*** Records provided

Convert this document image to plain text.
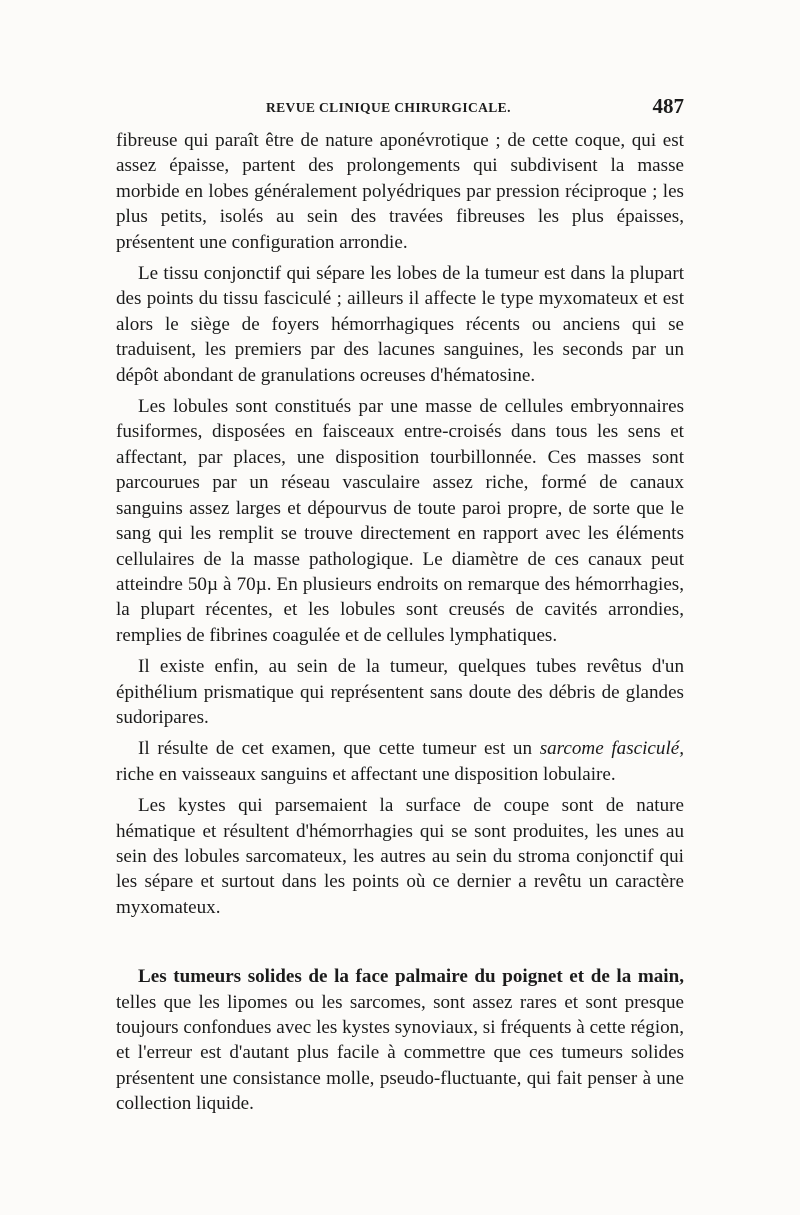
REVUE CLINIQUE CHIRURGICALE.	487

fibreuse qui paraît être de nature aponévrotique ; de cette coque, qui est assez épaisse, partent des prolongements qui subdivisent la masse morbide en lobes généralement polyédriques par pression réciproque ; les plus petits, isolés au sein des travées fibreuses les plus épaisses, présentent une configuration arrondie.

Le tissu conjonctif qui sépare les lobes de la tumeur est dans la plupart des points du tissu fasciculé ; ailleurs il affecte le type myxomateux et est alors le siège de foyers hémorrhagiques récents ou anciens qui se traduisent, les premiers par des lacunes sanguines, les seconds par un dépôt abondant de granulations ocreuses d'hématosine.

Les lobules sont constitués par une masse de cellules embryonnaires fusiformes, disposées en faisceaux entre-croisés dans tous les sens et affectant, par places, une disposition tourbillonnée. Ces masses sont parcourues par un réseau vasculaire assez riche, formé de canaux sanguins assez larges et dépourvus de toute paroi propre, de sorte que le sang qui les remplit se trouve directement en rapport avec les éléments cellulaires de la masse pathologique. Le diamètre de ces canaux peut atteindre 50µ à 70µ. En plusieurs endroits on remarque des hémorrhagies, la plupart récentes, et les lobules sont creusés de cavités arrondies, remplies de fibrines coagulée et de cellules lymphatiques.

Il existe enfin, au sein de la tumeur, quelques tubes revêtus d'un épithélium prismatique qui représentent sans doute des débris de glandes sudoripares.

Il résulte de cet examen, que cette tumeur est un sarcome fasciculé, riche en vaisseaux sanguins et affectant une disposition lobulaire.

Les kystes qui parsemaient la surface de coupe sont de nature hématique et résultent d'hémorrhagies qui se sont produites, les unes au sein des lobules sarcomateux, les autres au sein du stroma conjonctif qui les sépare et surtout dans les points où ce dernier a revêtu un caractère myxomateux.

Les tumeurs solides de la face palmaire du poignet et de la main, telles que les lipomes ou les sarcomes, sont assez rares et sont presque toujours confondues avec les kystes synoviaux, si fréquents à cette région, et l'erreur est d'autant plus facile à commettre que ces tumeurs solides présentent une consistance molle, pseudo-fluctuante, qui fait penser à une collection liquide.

******
*** Records provided

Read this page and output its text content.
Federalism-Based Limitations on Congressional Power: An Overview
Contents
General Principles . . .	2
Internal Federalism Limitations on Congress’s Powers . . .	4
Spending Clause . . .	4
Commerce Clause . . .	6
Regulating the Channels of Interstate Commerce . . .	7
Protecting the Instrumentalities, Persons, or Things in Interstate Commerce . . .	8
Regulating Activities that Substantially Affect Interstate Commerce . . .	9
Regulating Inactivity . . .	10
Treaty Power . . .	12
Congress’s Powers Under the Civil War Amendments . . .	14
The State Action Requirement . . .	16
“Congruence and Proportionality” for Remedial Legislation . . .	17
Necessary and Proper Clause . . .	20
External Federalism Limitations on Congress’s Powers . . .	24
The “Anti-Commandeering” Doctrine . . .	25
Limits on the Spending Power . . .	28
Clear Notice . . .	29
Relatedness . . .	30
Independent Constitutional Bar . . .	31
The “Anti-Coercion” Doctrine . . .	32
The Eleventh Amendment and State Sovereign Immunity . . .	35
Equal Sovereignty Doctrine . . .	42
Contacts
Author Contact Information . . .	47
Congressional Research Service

******
*** Records provided

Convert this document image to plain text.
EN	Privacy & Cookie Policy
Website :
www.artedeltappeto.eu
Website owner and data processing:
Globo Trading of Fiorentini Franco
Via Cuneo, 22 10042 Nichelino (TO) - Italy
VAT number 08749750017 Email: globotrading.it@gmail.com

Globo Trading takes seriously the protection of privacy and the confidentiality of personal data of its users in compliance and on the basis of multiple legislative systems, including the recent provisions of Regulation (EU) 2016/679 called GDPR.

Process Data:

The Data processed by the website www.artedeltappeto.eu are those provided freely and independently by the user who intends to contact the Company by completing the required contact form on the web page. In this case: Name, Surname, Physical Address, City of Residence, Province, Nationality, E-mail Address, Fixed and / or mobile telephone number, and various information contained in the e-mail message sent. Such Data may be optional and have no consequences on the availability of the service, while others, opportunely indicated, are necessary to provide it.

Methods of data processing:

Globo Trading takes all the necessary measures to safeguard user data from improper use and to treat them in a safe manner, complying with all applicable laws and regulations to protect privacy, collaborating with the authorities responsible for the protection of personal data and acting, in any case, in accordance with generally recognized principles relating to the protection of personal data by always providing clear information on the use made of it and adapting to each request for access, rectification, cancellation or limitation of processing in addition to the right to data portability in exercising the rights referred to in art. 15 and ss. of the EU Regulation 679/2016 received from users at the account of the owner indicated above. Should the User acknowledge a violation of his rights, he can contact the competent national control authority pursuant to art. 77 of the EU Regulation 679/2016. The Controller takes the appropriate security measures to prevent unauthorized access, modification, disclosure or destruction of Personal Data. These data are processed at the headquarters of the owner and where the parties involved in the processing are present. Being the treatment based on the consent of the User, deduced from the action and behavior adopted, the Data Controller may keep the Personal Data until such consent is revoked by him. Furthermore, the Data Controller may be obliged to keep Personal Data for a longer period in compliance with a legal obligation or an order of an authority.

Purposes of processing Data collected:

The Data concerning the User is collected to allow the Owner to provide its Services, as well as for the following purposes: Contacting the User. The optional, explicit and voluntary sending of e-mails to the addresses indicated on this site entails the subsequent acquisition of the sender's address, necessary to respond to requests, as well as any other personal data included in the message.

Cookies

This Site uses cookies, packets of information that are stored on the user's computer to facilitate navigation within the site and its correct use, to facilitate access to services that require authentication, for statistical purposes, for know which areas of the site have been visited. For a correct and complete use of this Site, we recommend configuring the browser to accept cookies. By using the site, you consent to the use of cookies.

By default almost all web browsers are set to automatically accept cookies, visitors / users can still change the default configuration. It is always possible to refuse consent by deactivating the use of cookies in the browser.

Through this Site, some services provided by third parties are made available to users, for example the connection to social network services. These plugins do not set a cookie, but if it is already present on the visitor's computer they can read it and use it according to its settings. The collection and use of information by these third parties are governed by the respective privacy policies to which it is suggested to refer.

******

Exercise brief - For each line above that contains the word "Powers", copy that line.

Answer to the problem -
Internal Federalism Limitations on Congress’s Powers . . .	4
Congress’s Powers Under the Civil War Amendments . . .	14
External Federalism Limitations on Congress’s Powers . . .	24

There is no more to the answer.